[Data entries]
>>>

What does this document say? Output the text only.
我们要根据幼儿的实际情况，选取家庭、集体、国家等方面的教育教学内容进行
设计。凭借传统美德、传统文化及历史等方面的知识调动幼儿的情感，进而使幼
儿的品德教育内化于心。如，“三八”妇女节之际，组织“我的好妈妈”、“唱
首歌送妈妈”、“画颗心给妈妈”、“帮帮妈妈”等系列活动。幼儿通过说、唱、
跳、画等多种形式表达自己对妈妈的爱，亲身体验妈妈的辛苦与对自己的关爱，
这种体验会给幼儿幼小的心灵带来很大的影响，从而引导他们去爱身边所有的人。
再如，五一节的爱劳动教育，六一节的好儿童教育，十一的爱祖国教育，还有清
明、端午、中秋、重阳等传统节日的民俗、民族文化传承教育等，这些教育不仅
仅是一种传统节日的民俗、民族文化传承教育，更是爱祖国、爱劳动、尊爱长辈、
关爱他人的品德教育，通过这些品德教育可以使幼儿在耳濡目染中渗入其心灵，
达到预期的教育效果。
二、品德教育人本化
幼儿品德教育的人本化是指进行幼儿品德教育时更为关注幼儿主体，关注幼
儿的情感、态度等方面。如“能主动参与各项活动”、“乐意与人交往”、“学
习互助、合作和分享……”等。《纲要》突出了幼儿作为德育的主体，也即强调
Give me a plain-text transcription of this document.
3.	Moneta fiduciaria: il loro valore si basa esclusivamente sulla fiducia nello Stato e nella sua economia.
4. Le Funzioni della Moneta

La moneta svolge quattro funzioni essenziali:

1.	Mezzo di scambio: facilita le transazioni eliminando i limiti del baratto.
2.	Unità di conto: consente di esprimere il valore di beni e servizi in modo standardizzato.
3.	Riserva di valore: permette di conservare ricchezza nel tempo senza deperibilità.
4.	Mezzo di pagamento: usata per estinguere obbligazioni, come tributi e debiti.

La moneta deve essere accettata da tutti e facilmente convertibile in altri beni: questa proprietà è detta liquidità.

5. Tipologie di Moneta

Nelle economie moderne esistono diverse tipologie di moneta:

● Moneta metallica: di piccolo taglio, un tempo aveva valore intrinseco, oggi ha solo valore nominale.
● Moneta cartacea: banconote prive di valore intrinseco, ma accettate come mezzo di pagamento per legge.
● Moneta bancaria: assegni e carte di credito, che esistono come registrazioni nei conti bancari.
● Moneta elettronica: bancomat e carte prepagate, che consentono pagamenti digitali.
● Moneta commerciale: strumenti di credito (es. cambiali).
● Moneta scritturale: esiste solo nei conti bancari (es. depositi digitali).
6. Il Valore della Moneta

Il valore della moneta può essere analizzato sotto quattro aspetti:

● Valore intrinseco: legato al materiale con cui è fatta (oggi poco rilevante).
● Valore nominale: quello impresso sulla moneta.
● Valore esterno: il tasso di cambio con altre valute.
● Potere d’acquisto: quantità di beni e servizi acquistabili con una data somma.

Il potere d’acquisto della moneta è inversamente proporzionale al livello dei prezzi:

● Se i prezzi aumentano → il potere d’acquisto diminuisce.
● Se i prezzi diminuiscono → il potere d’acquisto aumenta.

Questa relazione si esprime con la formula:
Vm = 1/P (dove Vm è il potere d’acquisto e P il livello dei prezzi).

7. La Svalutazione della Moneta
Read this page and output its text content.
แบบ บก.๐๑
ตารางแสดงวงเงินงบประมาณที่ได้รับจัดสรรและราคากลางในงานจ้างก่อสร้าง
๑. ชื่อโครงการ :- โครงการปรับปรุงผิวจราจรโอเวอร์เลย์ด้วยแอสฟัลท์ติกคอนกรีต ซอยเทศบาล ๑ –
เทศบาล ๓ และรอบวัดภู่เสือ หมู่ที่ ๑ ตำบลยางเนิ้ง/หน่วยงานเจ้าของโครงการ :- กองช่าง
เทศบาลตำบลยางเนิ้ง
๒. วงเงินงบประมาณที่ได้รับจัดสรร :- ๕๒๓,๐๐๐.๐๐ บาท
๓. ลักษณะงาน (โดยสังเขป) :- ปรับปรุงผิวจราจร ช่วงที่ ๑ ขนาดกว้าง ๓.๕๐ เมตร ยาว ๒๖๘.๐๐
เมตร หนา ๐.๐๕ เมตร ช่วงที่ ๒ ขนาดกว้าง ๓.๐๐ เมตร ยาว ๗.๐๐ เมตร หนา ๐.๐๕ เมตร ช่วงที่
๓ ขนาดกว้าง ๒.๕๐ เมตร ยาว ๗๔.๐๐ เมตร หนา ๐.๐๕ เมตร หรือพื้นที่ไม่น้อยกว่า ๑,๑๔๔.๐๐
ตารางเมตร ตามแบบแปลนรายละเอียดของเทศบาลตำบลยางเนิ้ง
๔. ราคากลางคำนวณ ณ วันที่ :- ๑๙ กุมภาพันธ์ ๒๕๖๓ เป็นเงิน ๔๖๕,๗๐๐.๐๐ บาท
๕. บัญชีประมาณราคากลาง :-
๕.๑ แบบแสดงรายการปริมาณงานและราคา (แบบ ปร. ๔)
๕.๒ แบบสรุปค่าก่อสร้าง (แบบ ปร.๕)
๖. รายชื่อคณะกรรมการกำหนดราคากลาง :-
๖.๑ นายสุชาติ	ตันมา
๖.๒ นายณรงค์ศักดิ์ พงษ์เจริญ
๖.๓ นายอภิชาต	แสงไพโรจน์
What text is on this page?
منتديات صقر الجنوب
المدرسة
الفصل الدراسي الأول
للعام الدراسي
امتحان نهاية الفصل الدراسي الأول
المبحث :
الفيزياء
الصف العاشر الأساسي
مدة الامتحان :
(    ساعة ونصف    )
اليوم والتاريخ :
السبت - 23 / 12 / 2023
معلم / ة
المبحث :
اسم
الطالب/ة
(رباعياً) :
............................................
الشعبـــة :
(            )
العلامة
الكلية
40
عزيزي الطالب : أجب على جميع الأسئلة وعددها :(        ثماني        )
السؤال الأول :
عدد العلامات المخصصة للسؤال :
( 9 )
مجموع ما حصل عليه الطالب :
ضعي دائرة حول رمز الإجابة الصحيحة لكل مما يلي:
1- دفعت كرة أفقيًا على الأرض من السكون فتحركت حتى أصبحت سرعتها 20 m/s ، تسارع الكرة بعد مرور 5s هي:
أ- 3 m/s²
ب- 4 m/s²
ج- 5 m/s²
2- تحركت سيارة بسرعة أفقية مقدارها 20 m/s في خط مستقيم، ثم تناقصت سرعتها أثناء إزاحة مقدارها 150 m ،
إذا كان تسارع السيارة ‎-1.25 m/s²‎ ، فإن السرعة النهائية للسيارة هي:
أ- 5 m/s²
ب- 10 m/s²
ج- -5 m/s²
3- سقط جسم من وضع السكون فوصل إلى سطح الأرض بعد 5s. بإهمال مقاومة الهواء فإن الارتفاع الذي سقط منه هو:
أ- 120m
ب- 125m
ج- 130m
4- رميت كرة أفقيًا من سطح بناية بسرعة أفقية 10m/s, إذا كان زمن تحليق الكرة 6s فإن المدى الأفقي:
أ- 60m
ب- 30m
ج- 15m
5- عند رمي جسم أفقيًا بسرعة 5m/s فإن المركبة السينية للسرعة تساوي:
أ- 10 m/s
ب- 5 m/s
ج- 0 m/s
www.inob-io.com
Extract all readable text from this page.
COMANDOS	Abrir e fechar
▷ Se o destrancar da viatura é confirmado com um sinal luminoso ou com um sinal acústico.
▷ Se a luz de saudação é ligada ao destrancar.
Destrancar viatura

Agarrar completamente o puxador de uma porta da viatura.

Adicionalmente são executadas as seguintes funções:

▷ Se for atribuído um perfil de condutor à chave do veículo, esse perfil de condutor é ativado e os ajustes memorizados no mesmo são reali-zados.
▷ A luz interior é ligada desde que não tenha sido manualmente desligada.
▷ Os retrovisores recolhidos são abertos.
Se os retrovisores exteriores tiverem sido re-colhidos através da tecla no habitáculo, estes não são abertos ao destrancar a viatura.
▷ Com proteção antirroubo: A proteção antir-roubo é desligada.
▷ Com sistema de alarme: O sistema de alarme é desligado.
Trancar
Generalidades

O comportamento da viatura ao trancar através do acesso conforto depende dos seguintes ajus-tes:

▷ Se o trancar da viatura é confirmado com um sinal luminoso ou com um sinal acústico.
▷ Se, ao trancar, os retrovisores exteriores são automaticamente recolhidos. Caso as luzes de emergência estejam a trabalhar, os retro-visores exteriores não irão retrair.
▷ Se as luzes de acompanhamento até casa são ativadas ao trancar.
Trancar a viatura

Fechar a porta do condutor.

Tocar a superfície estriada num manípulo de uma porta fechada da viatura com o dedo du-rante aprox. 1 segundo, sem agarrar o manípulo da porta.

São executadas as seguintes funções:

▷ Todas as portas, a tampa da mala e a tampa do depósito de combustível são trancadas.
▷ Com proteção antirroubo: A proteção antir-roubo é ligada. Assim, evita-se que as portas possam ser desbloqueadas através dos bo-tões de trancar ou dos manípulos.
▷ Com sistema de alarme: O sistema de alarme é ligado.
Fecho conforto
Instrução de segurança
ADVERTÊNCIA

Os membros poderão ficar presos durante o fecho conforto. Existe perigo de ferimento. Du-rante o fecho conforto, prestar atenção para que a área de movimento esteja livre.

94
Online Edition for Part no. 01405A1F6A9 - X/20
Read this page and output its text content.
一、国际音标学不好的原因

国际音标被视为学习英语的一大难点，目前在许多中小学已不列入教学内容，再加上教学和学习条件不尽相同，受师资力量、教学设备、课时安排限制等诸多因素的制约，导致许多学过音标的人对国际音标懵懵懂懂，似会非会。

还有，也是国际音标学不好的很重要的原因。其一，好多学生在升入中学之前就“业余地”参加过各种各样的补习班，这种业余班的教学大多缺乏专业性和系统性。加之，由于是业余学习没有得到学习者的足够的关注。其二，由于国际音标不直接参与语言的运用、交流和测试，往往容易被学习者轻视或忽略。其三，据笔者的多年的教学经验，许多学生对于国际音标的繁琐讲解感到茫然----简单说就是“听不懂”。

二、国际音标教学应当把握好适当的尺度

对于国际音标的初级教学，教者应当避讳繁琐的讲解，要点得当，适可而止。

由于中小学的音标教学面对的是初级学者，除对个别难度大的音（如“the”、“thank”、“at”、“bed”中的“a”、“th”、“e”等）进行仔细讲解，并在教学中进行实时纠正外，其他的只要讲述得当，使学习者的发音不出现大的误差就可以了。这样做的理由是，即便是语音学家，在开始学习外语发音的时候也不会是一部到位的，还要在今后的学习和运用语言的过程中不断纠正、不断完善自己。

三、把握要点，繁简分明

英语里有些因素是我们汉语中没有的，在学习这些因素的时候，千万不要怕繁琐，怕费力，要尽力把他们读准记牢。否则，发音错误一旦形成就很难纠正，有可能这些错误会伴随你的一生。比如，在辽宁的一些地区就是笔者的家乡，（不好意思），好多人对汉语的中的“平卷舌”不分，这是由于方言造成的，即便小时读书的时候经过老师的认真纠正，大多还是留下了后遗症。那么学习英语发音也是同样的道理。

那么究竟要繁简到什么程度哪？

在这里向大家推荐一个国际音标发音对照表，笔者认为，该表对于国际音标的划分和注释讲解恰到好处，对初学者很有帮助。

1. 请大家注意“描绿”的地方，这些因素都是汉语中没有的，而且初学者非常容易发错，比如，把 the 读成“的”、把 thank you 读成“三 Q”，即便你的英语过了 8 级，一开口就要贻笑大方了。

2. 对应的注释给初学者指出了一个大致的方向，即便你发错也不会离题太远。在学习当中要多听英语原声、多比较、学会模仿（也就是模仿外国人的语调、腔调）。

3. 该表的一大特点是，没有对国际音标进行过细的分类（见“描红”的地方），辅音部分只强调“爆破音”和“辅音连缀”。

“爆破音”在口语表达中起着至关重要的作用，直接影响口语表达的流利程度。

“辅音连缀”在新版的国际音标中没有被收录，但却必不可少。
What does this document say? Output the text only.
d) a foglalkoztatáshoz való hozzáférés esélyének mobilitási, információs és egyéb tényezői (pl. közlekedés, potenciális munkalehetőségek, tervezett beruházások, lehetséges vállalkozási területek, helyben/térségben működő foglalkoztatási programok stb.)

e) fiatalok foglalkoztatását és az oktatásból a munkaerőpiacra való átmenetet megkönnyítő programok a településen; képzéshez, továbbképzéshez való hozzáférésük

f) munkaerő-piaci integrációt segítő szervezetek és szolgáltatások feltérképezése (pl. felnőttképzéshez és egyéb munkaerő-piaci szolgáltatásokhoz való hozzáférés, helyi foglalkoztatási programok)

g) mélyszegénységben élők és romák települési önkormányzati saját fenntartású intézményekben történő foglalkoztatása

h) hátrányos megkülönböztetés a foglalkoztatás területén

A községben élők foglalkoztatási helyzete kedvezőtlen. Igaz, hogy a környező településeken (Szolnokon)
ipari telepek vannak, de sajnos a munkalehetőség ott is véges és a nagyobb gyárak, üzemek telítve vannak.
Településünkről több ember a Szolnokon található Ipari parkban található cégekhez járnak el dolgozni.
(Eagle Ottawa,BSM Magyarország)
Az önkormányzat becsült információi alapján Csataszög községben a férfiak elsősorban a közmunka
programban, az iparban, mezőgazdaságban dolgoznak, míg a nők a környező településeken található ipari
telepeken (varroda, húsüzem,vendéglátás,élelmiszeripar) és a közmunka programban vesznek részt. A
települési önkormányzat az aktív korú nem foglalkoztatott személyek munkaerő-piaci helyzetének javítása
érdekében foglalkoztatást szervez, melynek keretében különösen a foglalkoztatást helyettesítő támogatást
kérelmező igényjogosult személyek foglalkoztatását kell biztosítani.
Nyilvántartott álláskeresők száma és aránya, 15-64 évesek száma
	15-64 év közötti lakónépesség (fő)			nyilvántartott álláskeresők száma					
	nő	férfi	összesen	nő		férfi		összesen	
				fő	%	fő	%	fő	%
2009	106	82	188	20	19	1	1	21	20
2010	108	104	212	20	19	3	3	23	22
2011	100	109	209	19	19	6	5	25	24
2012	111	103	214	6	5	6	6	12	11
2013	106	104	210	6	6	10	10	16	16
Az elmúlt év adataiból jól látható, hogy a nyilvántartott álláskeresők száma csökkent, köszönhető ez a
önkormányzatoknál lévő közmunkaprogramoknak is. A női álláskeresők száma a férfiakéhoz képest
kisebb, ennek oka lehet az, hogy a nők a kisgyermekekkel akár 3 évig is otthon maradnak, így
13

<<<

[TASK INSTRUCTIONS] Go through the data and gather every line that holds "antir".

[RESULT]
▷ Com proteção antirroubo: A proteção antir-roubo é desligada.
▷ Com proteção antirroubo: A proteção antir-roubo é ligada. Assim, evita-se que as portas possam ser desbloqueadas através dos bo-tões de trancar ou dos manípulos.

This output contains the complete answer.